● Data for this task:
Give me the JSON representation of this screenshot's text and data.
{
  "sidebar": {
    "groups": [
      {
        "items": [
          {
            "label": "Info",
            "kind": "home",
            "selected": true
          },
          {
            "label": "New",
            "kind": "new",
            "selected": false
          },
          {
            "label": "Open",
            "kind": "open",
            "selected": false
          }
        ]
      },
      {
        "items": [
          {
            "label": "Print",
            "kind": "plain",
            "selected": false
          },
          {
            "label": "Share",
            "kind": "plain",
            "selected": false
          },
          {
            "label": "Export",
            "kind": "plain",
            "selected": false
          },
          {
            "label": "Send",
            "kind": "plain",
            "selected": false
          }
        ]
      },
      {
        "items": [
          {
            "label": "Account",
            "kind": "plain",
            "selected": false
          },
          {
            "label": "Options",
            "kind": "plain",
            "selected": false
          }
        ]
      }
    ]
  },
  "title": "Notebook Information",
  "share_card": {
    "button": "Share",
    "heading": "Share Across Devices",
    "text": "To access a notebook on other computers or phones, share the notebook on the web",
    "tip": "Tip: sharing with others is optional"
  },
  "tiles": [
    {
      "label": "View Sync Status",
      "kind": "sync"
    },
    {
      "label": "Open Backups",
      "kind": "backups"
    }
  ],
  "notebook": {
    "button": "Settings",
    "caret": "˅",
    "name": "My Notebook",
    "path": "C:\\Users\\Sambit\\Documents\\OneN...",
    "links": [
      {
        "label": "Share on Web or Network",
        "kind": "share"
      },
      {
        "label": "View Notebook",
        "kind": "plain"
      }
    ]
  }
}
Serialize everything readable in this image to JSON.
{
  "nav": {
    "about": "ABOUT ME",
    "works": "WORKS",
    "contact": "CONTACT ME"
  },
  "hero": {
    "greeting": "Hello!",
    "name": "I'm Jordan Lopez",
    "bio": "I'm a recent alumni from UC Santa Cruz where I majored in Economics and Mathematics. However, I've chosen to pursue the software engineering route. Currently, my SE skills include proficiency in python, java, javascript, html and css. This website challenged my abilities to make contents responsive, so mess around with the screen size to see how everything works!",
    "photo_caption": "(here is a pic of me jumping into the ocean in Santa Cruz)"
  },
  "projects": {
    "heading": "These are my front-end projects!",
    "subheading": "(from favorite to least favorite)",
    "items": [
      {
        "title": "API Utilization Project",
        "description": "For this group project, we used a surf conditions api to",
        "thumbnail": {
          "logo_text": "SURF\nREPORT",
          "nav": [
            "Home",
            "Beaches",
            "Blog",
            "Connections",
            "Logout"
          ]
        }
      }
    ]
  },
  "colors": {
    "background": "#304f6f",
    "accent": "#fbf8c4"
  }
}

● Task statement: Reproduce every line of the material above exactly.

● Solution to the problem:
Give me the JSON representation of this screenshot's text and data.
{
  "sidebar": {
    "groups": [
      {
        "items": [
          {
            "label": "Info",
            "kind": "home",
            "selected": true
          },
          {
            "label": "New",
            "kind": "new",
            "selected": false
          },
          {
            "label": "Open",
            "kind": "open",
            "selected": false
          }
        ]
      },
      {
        "items": [
          {
            "label": "Print",
            "kind": "plain",
            "selected": false
          },
          {
            "label": "Share",
            "kind": "plain",
            "selected": false
          },
          {
            "label": "Export",
            "kind": "plain",
            "selected": false
          },
          {
            "label": "Send",
            "kind": "plain",
            "selected": false
          }
        ]
      },
      {
        "items": [
          {
            "label": "Account",
            "kind": "plain",
            "selected": false
          },
          {
            "label": "Options",
            "kind": "plain",
            "selected": false
          }
        ]
      }
    ]
  },
  "title": "Notebook Information",
  "share_card": {
    "button": "Share",
    "heading": "Share Across Devices",
    "text": "To access a notebook on other computers or phones, share the notebook on the web",
    "tip": "Tip: sharing with others is optional"
  },
  "tiles": [
    {
      "label": "View Sync Status",
      "kind": "sync"
    },
    {
      "label": "Open Backups",
      "kind": "backups"
    }
  ],
  "notebook": {
    "button": "Settings",
    "caret": "˅",
    "name": "My Notebook",
    "path": "C:\\Users\\Sambit\\Documents\\OneN...",
    "links": [
      {
        "label": "Share on Web or Network",
        "kind": "share"
      },
      {
        "label": "View Notebook",
        "kind": "plain"
      }
    ]
  }
}
Serialize everything readable in this image to JSON.
{
  "nav": {
    "about": "ABOUT ME",
    "works": "WORKS",
    "contact": "CONTACT ME"
  },
  "hero": {
    "greeting": "Hello!",
    "name": "I'm Jordan Lopez",
    "bio": "I'm a recent alumni from UC Santa Cruz where I majored in Economics and Mathematics. However, I've chosen to pursue the software engineering route. Currently, my SE skills include proficiency in python, java, javascript, html and css. This website challenged my abilities to make contents responsive, so mess around with the screen size to see how everything works!",
    "photo_caption": "(here is a pic of me jumping into the ocean in Santa Cruz)"
  },
  "projects": {
    "heading": "These are my front-end projects!",
    "subheading": "(from favorite to least favorite)",
    "items": [
      {
        "title": "API Utilization Project",
        "description": "For this group project, we used a surf conditions api to",
        "thumbnail": {
          "logo_text": "SURF\nREPORT",
          "nav": [
            "Home",
            "Beaches",
            "Blog",
            "Connections",
            "Logout"
          ]
        }
      }
    ]
  },
  "colors": {
    "background": "#304f6f",
    "accent": "#fbf8c4"
  }
}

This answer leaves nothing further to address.